- STATED GOAL: Copy every row below word for word, but leave out the pictures.

- WORKING DATA:

_ _ _

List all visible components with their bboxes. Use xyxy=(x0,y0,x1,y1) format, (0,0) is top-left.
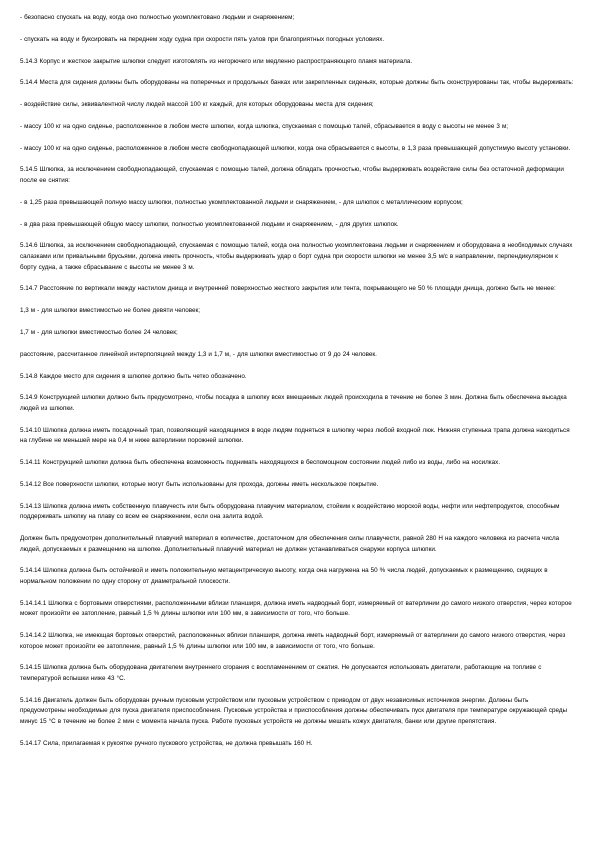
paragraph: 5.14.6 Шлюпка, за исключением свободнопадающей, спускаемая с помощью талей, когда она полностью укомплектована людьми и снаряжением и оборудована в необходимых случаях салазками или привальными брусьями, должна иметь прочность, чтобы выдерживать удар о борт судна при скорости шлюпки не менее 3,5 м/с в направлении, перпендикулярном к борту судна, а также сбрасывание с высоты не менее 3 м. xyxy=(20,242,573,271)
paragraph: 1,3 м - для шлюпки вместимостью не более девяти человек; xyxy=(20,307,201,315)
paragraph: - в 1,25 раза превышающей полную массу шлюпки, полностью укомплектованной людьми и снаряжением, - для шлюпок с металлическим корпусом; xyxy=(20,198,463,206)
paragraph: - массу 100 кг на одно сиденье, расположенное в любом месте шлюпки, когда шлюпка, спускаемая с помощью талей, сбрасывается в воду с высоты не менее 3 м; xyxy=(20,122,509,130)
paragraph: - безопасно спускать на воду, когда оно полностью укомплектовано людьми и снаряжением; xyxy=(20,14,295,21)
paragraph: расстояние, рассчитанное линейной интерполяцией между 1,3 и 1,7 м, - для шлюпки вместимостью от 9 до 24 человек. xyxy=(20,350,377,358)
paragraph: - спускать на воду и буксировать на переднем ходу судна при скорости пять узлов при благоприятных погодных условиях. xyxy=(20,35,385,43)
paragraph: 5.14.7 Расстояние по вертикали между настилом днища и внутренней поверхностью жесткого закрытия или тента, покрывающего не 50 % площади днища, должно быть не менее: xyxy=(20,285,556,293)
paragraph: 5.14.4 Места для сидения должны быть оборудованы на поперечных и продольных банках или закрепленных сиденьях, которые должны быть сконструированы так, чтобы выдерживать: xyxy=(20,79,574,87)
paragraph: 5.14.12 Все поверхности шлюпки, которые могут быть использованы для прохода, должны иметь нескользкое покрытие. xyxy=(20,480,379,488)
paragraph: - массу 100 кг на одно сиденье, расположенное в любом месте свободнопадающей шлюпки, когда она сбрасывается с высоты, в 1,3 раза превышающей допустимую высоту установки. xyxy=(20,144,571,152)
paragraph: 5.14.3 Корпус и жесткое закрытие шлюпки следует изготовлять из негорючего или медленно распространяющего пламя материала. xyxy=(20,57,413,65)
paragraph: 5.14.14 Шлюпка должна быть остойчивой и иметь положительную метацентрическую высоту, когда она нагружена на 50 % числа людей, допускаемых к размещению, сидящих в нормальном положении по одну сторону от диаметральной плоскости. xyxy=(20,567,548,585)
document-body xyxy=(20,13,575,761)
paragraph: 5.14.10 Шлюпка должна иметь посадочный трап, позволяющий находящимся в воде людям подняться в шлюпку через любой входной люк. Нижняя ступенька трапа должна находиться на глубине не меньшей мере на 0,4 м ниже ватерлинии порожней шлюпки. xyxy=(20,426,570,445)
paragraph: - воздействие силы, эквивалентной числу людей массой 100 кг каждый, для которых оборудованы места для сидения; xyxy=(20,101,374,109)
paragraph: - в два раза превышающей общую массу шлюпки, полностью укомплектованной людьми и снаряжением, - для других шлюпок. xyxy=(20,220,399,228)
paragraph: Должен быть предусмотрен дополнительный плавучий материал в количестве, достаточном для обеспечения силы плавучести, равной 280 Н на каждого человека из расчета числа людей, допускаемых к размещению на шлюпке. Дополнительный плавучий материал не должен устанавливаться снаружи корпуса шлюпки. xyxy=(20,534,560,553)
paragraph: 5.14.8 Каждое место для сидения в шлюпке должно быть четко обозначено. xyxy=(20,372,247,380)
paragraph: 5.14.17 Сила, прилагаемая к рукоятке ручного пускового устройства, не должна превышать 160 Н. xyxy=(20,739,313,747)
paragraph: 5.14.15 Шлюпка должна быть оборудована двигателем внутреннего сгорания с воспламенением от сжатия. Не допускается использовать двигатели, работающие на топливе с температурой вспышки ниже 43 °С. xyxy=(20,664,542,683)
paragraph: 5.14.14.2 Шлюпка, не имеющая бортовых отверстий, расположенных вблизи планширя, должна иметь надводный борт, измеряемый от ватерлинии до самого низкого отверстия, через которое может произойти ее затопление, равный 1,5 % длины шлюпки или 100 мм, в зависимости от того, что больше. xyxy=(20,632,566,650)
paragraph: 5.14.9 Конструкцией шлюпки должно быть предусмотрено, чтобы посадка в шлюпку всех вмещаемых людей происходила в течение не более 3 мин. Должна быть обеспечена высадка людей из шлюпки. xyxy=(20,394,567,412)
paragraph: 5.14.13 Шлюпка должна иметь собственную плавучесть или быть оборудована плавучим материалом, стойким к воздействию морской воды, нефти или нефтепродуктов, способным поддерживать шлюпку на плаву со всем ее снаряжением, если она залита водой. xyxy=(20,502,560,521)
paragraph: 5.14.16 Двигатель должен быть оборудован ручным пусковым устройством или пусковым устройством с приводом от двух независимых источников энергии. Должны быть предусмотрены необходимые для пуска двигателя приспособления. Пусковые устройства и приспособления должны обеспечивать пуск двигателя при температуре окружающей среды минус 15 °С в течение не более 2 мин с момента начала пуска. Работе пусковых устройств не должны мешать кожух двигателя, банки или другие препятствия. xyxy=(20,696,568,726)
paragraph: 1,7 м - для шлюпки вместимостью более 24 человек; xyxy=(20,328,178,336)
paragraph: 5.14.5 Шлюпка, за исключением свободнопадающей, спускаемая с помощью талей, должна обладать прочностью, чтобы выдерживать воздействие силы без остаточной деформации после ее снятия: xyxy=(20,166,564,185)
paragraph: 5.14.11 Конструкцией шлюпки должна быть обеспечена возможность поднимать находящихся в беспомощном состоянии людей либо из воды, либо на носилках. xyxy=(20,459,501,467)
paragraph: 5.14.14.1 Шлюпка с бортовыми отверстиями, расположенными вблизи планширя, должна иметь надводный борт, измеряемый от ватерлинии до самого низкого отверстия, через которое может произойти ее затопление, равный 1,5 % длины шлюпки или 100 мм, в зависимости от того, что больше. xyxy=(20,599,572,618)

_ _ _

- REPLY:
List all visible components with their bboxes. Use xyxy=(x0,y0,x1,y1) format, (0,0) is top-left.
paragraph: 5.14.6 Шлюпка, за исключением свободнопадающей, спускаемая с помощью талей, когда она полностью укомплектована людьми и снаряжением и оборудована в необходимых случаях салазками или привальными брусьями, должна иметь прочность, чтобы выдерживать удар о борт судна при скорости шлюпки не менее 3,5 м/с в направлении, перпендикулярном к борту судна, а также сбрасывание с высоты не менее 3 м. xyxy=(20,242,573,271)
paragraph: 1,3 м - для шлюпки вместимостью не более девяти человек; xyxy=(20,307,201,315)
paragraph: - в 1,25 раза превышающей полную массу шлюпки, полностью укомплектованной людьми и снаряжением, - для шлюпок с металлическим корпусом; xyxy=(20,198,463,206)
paragraph: - массу 100 кг на одно сиденье, расположенное в любом месте шлюпки, когда шлюпка, спускаемая с помощью талей, сбрасывается в воду с высоты не менее 3 м; xyxy=(20,122,509,130)
paragraph: - безопасно спускать на воду, когда оно полностью укомплектовано людьми и снаряжением; xyxy=(20,14,295,21)
paragraph: расстояние, рассчитанное линейной интерполяцией между 1,3 и 1,7 м, - для шлюпки вместимостью от 9 до 24 человек. xyxy=(20,350,377,358)
paragraph: - спускать на воду и буксировать на переднем ходу судна при скорости пять узлов при благоприятных погодных условиях. xyxy=(20,35,385,43)
paragraph: 5.14.7 Расстояние по вертикали между настилом днища и внутренней поверхностью жесткого закрытия или тента, покрывающего не 50 % площади днища, должно быть не менее: xyxy=(20,285,556,293)
paragraph: 5.14.4 Места для сидения должны быть оборудованы на поперечных и продольных банках или закрепленных сиденьях, которые должны быть сконструированы так, чтобы выдерживать: xyxy=(20,79,574,87)
paragraph: 5.14.12 Все поверхности шлюпки, которые могут быть использованы для прохода, должны иметь нескользкое покрытие. xyxy=(20,480,379,488)
paragraph: - массу 100 кг на одно сиденье, расположенное в любом месте свободнопадающей шлюпки, когда она сбрасывается с высоты, в 1,3 раза превышающей допустимую высоту установки. xyxy=(20,144,571,152)
paragraph: 5.14.3 Корпус и жесткое закрытие шлюпки следует изготовлять из негорючего или медленно распространяющего пламя материала. xyxy=(20,57,413,65)
paragraph: 5.14.14 Шлюпка должна быть остойчивой и иметь положительную метацентрическую высоту, когда она нагружена на 50 % числа людей, допускаемых к размещению, сидящих в нормальном положении по одну сторону от диаметральной плоскости. xyxy=(20,567,548,585)
document-body xyxy=(20,13,575,761)
paragraph: 5.14.10 Шлюпка должна иметь посадочный трап, позволяющий находящимся в воде людям подняться в шлюпку через любой входной люк. Нижняя ступенька трапа должна находиться на глубине не меньшей мере на 0,4 м ниже ватерлинии порожней шлюпки. xyxy=(20,426,570,445)
paragraph: - воздействие силы, эквивалентной числу людей массой 100 кг каждый, для которых оборудованы места для сидения; xyxy=(20,101,374,109)
paragraph: - в два раза превышающей общую массу шлюпки, полностью укомплектованной людьми и снаряжением, - для других шлюпок. xyxy=(20,220,399,228)
paragraph: Должен быть предусмотрен дополнительный плавучий материал в количестве, достаточном для обеспечения силы плавучести, равной 280 Н на каждого человека из расчета числа людей, допускаемых к размещению на шлюпке. Дополнительный плавучий материал не должен устанавливаться снаружи корпуса шлюпки. xyxy=(20,534,560,553)
paragraph: 5.14.8 Каждое место для сидения в шлюпке должно быть четко обозначено. xyxy=(20,372,247,380)
paragraph: 5.14.17 Сила, прилагаемая к рукоятке ручного пускового устройства, не должна превышать 160 Н. xyxy=(20,739,313,747)
paragraph: 5.14.15 Шлюпка должна быть оборудована двигателем внутреннего сгорания с воспламенением от сжатия. Не допускается использовать двигатели, работающие на топливе с температурой вспышки ниже 43 °С. xyxy=(20,664,542,683)
paragraph: 5.14.14.2 Шлюпка, не имеющая бортовых отверстий, расположенных вблизи планширя, должна иметь надводный борт, измеряемый от ватерлинии до самого низкого отверстия, через которое может произойти ее затопление, равный 1,5 % длины шлюпки или 100 мм, в зависимости от того, что больше. xyxy=(20,632,566,650)
paragraph: 5.14.9 Конструкцией шлюпки должно быть предусмотрено, чтобы посадка в шлюпку всех вмещаемых людей происходила в течение не более 3 мин. Должна быть обеспечена высадка людей из шлюпки. xyxy=(20,394,567,412)
paragraph: 5.14.13 Шлюпка должна иметь собственную плавучесть или быть оборудована плавучим материалом, стойким к воздействию морской воды, нефти или нефтепродуктов, способным поддерживать шлюпку на плаву со всем ее снаряжением, если она залита водой. xyxy=(20,502,560,521)
paragraph: 5.14.16 Двигатель должен быть оборудован ручным пусковым устройством или пусковым устройством с приводом от двух независимых источников энергии. Должны быть предусмотрены необходимые для пуска двигателя приспособления. Пусковые устройства и приспособления должны обеспечивать пуск двигателя при температуре окружающей среды минус 15 °С в течение не более 2 мин с момента начала пуска. Работе пусковых устройств не должны мешать кожух двигателя, банки или другие препятствия. xyxy=(20,696,568,726)
paragraph: 1,7 м - для шлюпки вместимостью более 24 человек; xyxy=(20,328,178,336)
paragraph: 5.14.5 Шлюпка, за исключением свободнопадающей, спускаемая с помощью талей, должна обладать прочностью, чтобы выдерживать воздействие силы без остаточной деформации после ее снятия: xyxy=(20,166,564,185)
paragraph: 5.14.11 Конструкцией шлюпки должна быть обеспечена возможность поднимать находящихся в беспомощном состоянии людей либо из воды, либо на носилках. xyxy=(20,459,501,467)
paragraph: 5.14.14.1 Шлюпка с бортовыми отверстиями, расположенными вблизи планширя, должна иметь надводный борт, измеряемый от ватерлинии до самого низкого отверстия, через которое может произойти ее затопление, равный 1,5 % длины шлюпки или 100 мм, в зависимости от того, что больше. xyxy=(20,599,572,618)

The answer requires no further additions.